Wer ist laut dem Text über die Hamburger Ausstellung „Traummänner“ Leiter des Hauses der Fotografie?

Vorliegender Text:
┄┄┄┄┄┄┄┄┄┄┄┄┄┄┄┄┄┄┄┄

Narzistische Jünglinge und feminine Träumer
Seit Jahren zeigt das "Haus der Photographie" in Hamburg immer wieder Ausstellungen mit schönen Frauen. Nun folgen auf die Traumfrauen die Traummänner. "50 Starfotografen zeigen ihre Version vom Ideal" - so der Untertitel einer Ausstellung mit verwegenen, androgynen, schwachen und sexy Männerbildern.
Ende 2008 lockte die Ausstellung "Traumfrauen" zahlreiche Neugierige in die Deichtorhallen. Zu sehen waren damals viele viele schöne und erotische Hüllen. Zwei Tage nach dem Internationalen Frauentag dreht sich nun alles um "Traummänner". - Folgt jetzt die Rache der Frau?
"Auf jeden Fall Rache! Ja, das ist richtig ausgedrückt."
Nadine Barth, Kuratorin der Ausstellung.
"Ich fand, dass es mal Zeit wird, dass jetzt die Männer ranmüssen. Die Männer müssen sich jetzt auch mal entblößen. Und sie müssen zeigen, was sie drauf haben."
Sie versuchen dies vor den Kameras berühmter Werbefotografen und -fotografinnen wie Bryan Adams, Pamela Hanson, Peggy Sirota, Michelangelo di Battista: George Clooney und Brad Pitt, Matt Dillon und John Malkovich sowie viele unbekannte Männer posieren mal cool, mal ironisch. Mal nackt, mal verkleidet.
Barth: "Was mich erstaunt hat war, dass es eben nicht vordergründig um Körperlichkeit geht. ... Vor 20 oder 30 Jahren wäre diese Ausstellung ganz ganz anders gewesen. Da hätten wir wirklich mehr Typen gehabt, die da stehen, eine körperliche Präsenz haben, ihre Muskeln zeigen, und dann vielleicht noch so ein amerikanisches Lächeln im Gesicht mit makellosen Zähnen. Solche Bilder findet man nicht in der Ausstellung. Was man eben findet sind einfach Männer, die mehr Charakter, Charisma zeigen."
Der "Traummann" dümpelt als Neptun in den Wellen des Ozeans. Er ist verkleidet als Spiderman. Er schlendert als Geschäftsmann durch New York. - Man sieht Roman Polanski und Julian Schnabel miteinander herumalbern. Oder Johnny Depp und Tim Burton in einem schäbigen Zimmer die coolen Typen mimen.
"Also, es klingt jetzt vielleicht etwas merkwürdig, aber das Besondere an der Ausstellung ist, dass die Ausstellung ja lediglich über die Bildebene funktioniert für den Betrachter."
Ingo Taubhorn, Mitkurator der Ausstellung und Leiter des Hauses der Fotografie.
"Das heißt: Er geht hier in eine Ausstellung, mit einer eigenen Vorstellung von dem, was für ihn Traum und Mann bedeutet - und wird hier eben mit ganz unterschiedlichen Positionen konfrontiert. ... Und der große Spaß an der Ausstellung ist, wenn der Besucher eben mit seinen Freunden und Freundinnen reingeht, und vor den Bildern den Dialog oder sogar den Streit entfachen sieht, was jetzt für sie Begriffe wie 'Ideal', 'Schönheit' usw. zu bedeuten haben."

┄┄┄┄┄┄┄┄┄┄┄┄┄┄┄┄┄┄┄┄

Erfasste Daten:
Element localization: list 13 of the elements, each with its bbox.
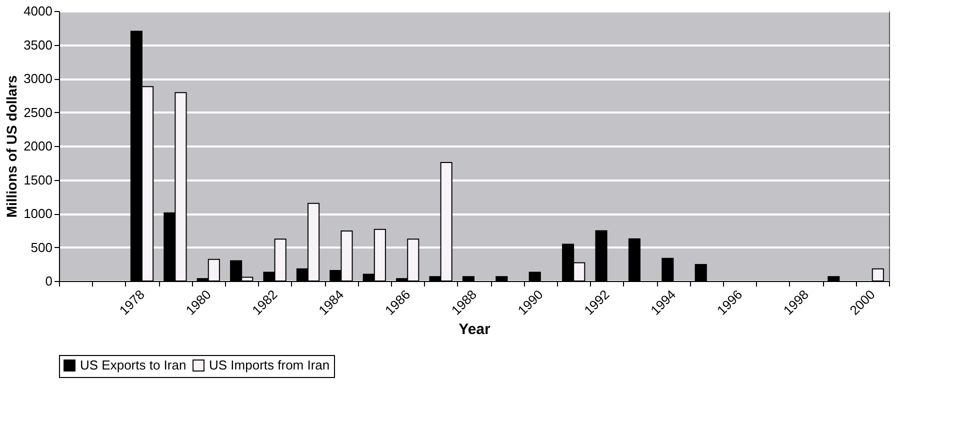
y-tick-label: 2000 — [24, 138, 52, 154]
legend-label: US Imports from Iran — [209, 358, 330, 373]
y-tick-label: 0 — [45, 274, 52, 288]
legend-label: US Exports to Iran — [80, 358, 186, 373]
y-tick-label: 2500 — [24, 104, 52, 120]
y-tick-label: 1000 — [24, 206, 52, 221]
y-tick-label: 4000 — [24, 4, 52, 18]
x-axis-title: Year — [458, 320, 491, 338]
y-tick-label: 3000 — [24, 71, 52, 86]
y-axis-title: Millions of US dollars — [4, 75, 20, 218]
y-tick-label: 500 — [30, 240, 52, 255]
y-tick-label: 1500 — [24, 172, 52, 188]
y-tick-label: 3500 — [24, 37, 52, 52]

┄┄┄┄┄┄┄┄┄┄┄┄┄┄┄┄┄┄┄┄

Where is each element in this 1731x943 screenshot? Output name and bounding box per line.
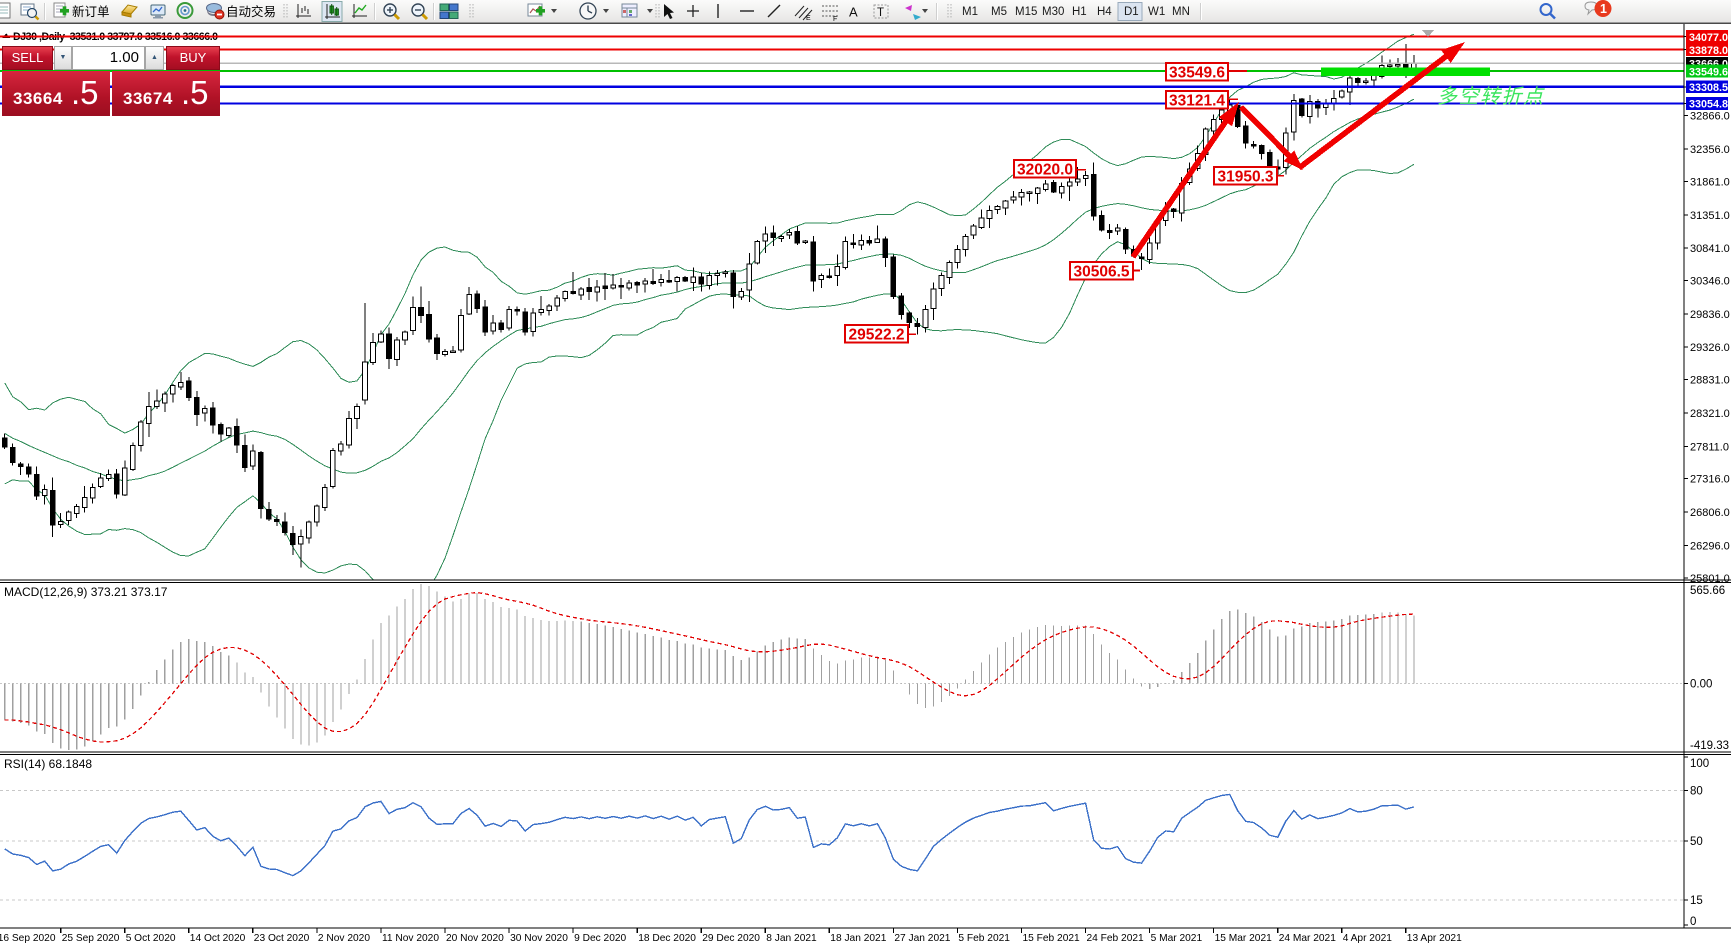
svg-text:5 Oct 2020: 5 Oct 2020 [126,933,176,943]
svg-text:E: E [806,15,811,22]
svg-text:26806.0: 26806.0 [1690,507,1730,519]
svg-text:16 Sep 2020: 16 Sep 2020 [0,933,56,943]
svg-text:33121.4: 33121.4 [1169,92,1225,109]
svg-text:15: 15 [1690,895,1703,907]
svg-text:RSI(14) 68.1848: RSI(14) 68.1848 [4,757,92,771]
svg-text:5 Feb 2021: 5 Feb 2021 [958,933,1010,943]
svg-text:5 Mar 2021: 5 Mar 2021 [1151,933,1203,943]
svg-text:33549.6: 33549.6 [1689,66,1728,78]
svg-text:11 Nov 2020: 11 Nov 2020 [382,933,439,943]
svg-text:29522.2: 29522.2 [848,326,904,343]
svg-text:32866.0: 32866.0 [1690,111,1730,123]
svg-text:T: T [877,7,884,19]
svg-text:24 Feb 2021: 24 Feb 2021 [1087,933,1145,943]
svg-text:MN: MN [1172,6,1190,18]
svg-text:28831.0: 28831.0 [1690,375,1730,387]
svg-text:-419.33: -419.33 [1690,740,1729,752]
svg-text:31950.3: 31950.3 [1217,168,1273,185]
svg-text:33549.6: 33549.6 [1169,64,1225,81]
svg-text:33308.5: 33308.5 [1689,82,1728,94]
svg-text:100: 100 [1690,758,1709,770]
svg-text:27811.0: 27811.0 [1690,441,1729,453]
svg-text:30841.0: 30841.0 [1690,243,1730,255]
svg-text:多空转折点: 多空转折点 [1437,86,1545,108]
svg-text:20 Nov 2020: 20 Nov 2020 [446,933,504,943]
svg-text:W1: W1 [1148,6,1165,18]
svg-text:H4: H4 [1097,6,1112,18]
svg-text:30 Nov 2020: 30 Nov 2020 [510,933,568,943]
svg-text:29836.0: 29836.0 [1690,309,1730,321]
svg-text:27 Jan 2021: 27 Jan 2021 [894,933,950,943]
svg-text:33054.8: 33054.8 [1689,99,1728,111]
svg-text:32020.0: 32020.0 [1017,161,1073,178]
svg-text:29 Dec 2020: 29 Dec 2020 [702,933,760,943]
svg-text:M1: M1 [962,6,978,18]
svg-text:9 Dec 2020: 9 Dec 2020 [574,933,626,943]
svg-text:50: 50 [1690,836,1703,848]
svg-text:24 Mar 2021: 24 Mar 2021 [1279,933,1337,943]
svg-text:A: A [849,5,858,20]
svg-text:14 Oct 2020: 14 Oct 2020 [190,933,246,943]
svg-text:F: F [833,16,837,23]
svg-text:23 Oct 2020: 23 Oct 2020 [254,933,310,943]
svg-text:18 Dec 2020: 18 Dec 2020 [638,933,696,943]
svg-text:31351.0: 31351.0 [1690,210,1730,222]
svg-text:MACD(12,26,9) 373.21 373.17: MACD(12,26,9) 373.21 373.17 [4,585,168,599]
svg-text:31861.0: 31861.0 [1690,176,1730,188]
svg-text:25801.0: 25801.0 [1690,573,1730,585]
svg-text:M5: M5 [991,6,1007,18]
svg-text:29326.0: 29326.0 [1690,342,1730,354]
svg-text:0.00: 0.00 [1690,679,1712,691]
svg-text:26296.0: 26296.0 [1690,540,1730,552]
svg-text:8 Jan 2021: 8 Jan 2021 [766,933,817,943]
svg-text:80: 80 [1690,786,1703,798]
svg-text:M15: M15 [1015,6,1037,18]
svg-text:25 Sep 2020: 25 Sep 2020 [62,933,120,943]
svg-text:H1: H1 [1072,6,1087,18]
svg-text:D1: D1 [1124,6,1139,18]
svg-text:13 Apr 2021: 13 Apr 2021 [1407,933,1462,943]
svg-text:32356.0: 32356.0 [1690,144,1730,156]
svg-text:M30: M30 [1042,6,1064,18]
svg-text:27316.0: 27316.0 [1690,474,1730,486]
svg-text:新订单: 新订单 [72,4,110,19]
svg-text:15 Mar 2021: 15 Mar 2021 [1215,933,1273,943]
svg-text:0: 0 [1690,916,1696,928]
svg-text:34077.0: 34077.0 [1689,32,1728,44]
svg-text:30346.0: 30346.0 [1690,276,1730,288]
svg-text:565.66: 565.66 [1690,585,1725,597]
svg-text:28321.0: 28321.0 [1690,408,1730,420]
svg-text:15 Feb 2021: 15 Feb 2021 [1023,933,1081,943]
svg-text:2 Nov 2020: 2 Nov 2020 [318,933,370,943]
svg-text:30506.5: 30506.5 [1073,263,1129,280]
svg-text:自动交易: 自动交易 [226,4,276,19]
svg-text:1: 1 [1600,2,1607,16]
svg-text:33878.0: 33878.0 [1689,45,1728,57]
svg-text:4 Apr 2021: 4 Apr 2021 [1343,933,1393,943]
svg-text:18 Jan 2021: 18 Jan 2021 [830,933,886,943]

┄┄┄┄┄┄┄┄┄┄┄┄┄┄┄┄┄┄┄┄

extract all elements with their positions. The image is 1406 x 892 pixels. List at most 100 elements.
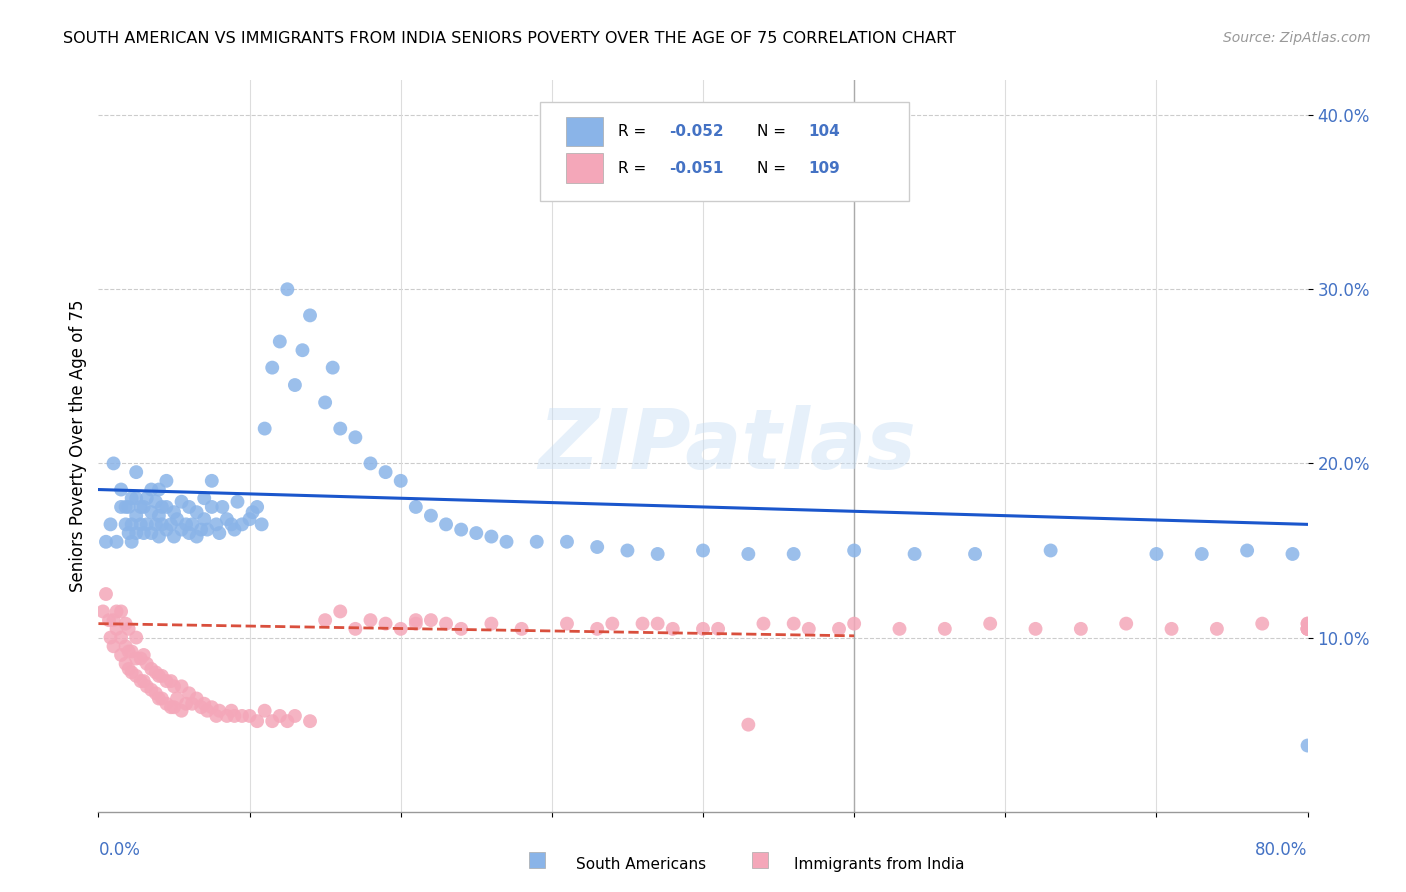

┄┄┄┄┄┄┄┄┄┄┄┄┄┄┄┄┄┄┄┄

Vollständige Antwort: Ingo Taubhorn, der zugleich Mitkurator der Ausstellung ist.